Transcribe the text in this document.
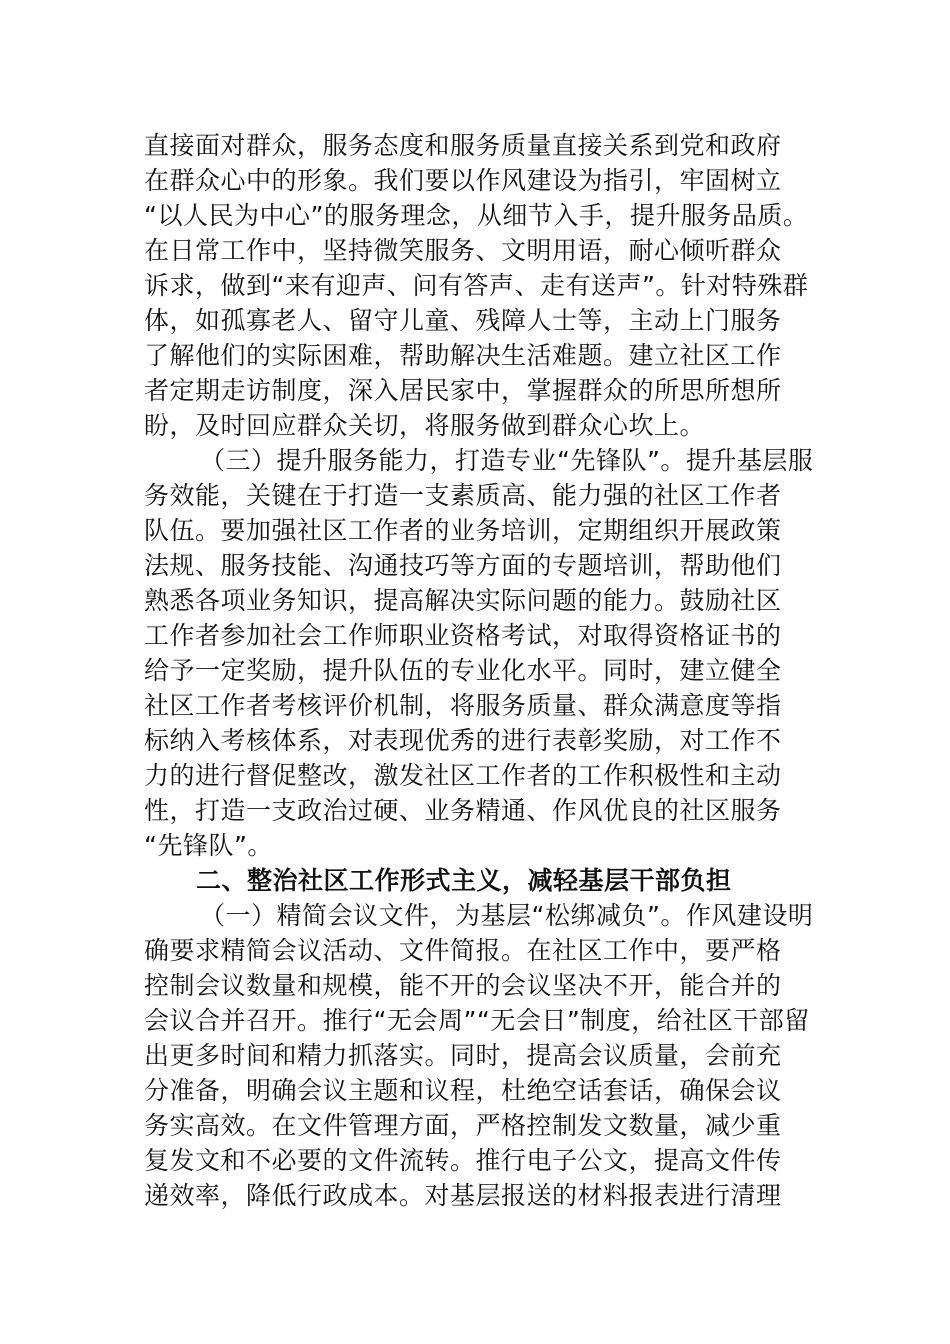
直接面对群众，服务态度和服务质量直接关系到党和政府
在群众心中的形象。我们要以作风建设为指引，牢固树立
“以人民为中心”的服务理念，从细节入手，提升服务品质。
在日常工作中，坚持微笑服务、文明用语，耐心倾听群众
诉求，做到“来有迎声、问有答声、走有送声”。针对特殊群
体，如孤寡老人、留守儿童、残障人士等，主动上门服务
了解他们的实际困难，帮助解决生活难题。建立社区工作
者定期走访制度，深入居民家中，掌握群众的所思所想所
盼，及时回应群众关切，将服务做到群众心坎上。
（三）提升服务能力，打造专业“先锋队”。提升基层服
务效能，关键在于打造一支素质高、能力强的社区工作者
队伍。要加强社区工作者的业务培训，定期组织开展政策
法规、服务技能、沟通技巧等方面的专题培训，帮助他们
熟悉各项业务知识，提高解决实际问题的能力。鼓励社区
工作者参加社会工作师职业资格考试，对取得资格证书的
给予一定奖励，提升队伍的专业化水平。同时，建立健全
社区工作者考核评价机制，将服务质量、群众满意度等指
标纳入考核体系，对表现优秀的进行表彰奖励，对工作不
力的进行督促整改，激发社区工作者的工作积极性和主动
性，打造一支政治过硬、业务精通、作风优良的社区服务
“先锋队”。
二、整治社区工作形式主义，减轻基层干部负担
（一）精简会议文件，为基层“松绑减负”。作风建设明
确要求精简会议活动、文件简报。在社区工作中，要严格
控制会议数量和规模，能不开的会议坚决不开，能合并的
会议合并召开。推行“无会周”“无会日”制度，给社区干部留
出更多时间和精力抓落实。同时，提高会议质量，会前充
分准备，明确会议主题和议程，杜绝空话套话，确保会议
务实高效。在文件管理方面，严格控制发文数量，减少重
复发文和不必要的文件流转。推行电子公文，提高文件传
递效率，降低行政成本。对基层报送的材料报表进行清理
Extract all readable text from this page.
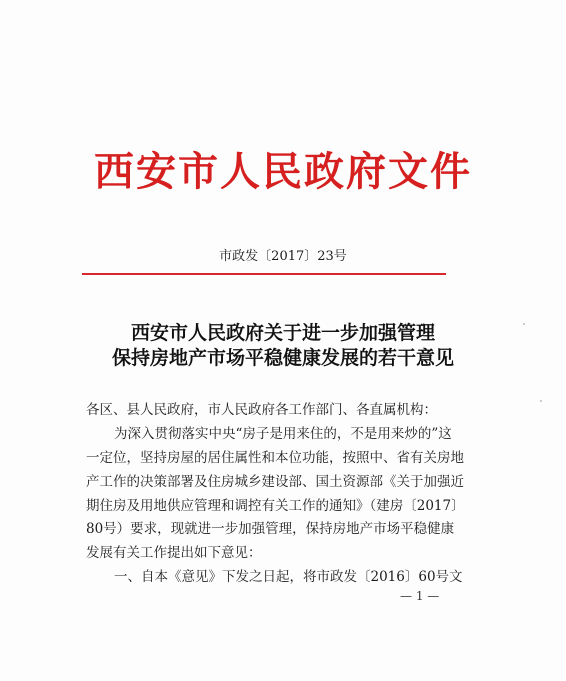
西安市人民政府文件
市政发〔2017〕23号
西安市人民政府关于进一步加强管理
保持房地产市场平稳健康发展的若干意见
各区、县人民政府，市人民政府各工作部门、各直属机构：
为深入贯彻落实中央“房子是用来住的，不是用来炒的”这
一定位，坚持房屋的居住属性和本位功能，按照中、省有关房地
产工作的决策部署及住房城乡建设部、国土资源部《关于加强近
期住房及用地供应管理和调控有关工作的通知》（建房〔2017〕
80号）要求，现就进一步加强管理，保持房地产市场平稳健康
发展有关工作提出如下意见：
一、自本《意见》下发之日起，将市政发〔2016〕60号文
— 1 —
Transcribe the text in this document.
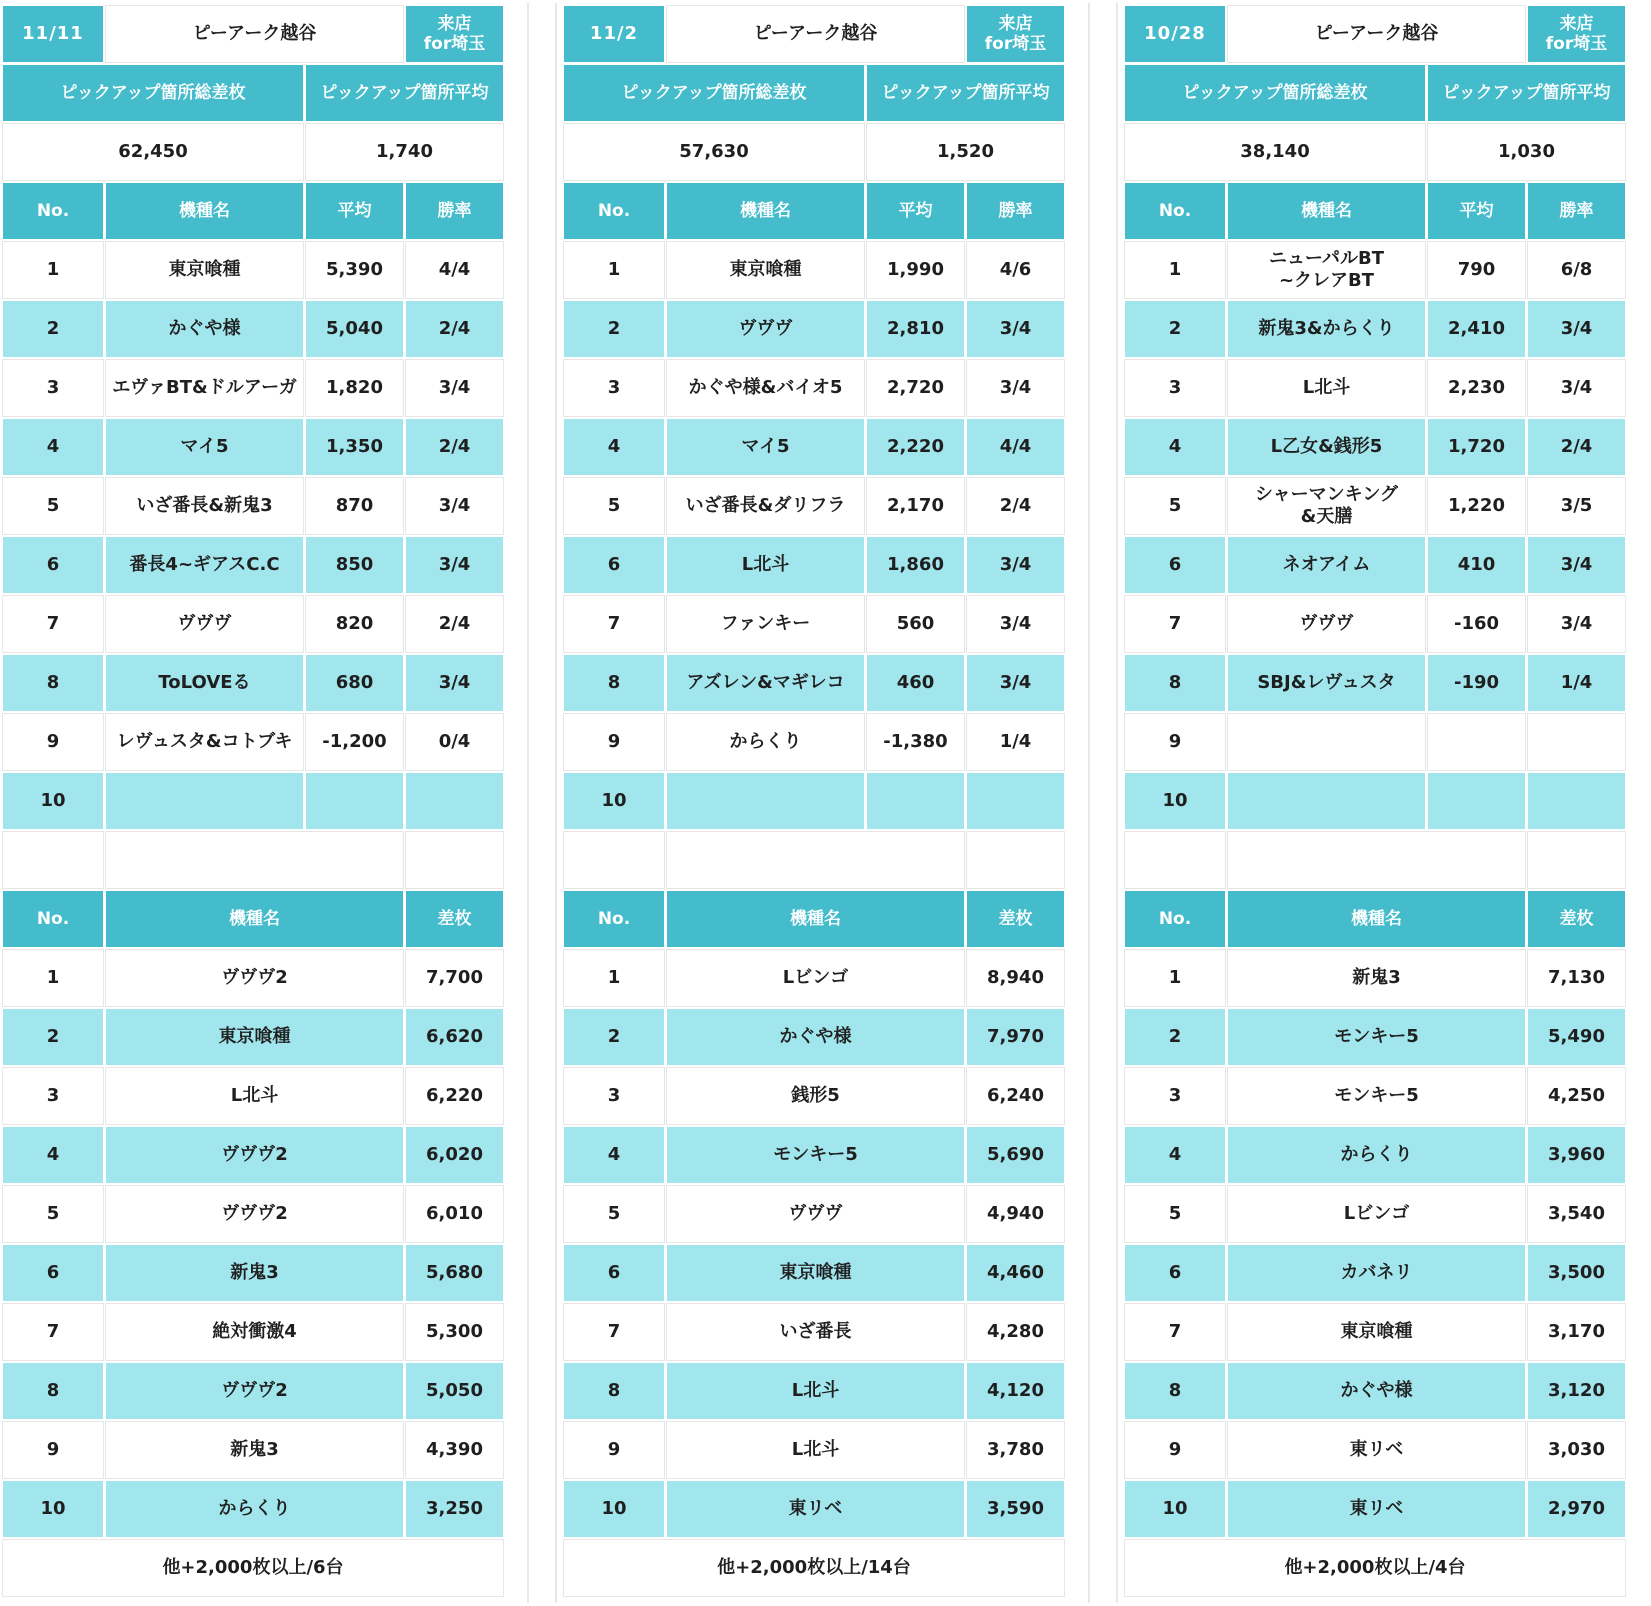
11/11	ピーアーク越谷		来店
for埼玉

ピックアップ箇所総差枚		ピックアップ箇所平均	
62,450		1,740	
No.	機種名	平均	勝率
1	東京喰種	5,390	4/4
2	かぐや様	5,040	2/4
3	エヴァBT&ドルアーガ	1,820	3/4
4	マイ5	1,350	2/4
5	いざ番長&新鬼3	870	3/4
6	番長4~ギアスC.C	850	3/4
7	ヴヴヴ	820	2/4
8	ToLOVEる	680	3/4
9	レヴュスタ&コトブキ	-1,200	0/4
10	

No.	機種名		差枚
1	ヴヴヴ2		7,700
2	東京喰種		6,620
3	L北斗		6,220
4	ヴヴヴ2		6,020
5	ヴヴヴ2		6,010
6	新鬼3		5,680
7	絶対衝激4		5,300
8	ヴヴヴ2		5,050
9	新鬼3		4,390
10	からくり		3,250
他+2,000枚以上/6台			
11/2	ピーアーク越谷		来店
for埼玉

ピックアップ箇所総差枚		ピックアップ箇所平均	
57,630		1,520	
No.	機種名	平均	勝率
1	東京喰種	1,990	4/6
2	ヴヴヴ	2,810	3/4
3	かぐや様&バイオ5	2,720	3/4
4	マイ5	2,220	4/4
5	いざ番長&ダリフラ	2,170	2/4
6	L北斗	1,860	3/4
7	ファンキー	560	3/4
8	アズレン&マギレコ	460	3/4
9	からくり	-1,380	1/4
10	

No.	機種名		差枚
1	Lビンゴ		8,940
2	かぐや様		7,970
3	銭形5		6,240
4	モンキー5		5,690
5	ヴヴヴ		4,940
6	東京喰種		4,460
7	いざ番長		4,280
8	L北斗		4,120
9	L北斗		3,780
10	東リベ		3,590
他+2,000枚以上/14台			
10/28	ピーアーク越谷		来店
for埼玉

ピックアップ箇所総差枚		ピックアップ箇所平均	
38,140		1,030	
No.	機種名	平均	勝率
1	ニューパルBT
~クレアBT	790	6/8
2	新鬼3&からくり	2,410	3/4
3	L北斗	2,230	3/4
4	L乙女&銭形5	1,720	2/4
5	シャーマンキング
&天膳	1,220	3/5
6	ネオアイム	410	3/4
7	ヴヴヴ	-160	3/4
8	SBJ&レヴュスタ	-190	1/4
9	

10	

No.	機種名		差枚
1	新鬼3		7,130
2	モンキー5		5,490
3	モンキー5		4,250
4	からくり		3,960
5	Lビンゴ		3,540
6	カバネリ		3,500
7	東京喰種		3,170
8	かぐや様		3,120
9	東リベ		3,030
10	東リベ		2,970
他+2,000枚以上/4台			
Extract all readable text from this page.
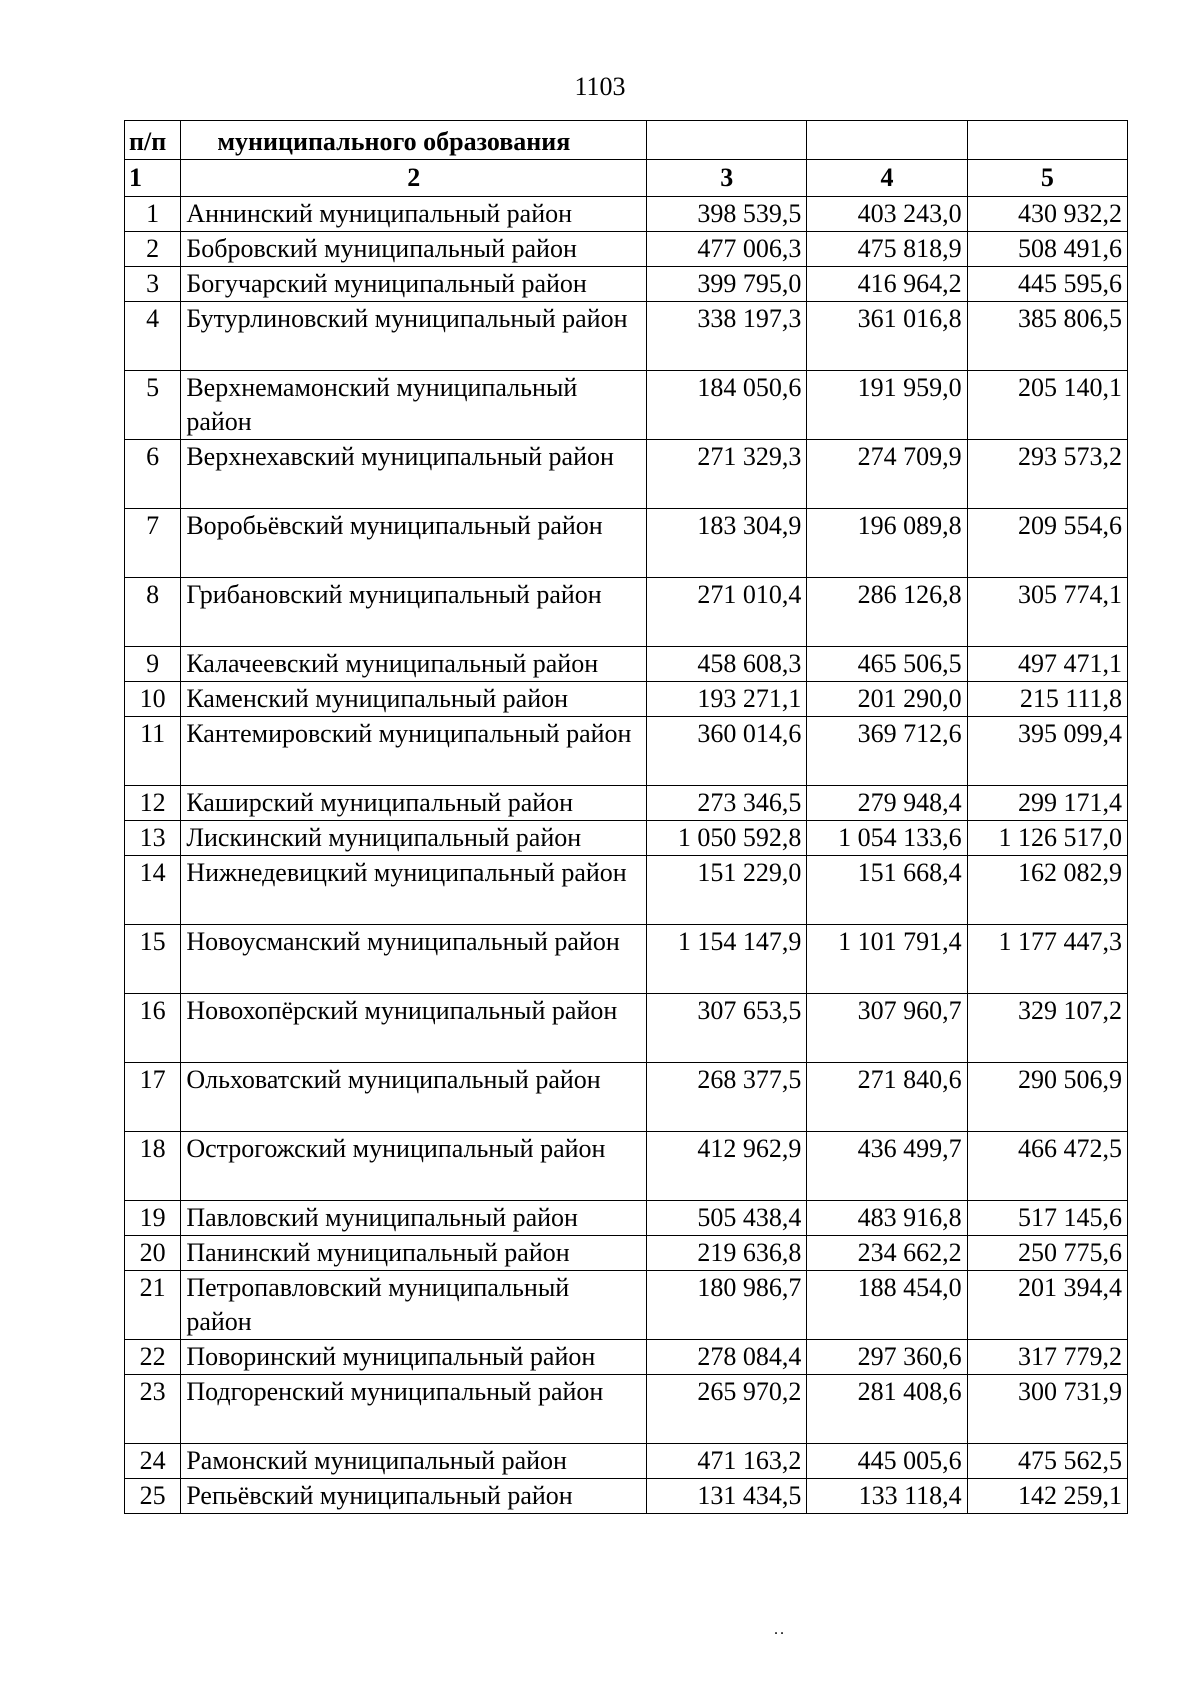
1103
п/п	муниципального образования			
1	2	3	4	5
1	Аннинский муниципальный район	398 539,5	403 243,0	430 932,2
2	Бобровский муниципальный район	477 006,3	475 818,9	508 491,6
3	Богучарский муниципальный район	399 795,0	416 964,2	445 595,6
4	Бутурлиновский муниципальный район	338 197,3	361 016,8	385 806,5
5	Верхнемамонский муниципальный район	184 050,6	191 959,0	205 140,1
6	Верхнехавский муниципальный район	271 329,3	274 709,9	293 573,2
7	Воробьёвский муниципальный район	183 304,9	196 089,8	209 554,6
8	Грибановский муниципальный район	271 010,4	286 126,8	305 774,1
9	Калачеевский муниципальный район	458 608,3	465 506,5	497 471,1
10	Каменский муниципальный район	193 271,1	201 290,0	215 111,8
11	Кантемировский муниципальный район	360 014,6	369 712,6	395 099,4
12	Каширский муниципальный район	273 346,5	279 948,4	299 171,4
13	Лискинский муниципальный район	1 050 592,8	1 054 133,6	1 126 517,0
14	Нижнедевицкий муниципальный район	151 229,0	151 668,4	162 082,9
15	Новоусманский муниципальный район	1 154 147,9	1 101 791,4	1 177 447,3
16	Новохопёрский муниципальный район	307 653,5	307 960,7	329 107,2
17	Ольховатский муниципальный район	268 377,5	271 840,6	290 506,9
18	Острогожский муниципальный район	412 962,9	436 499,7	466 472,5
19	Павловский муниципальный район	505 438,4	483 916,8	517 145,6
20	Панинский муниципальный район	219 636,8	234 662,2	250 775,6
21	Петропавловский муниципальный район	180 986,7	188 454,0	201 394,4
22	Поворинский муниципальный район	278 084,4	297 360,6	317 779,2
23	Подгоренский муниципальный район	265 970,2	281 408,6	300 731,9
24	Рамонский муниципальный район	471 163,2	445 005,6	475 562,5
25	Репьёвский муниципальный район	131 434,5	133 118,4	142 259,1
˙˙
--- --- ---
*To do*
Scan the entries above and work out how many lines include the word "レヴュスタ"; the reply is that number alone.

*Written answer*
2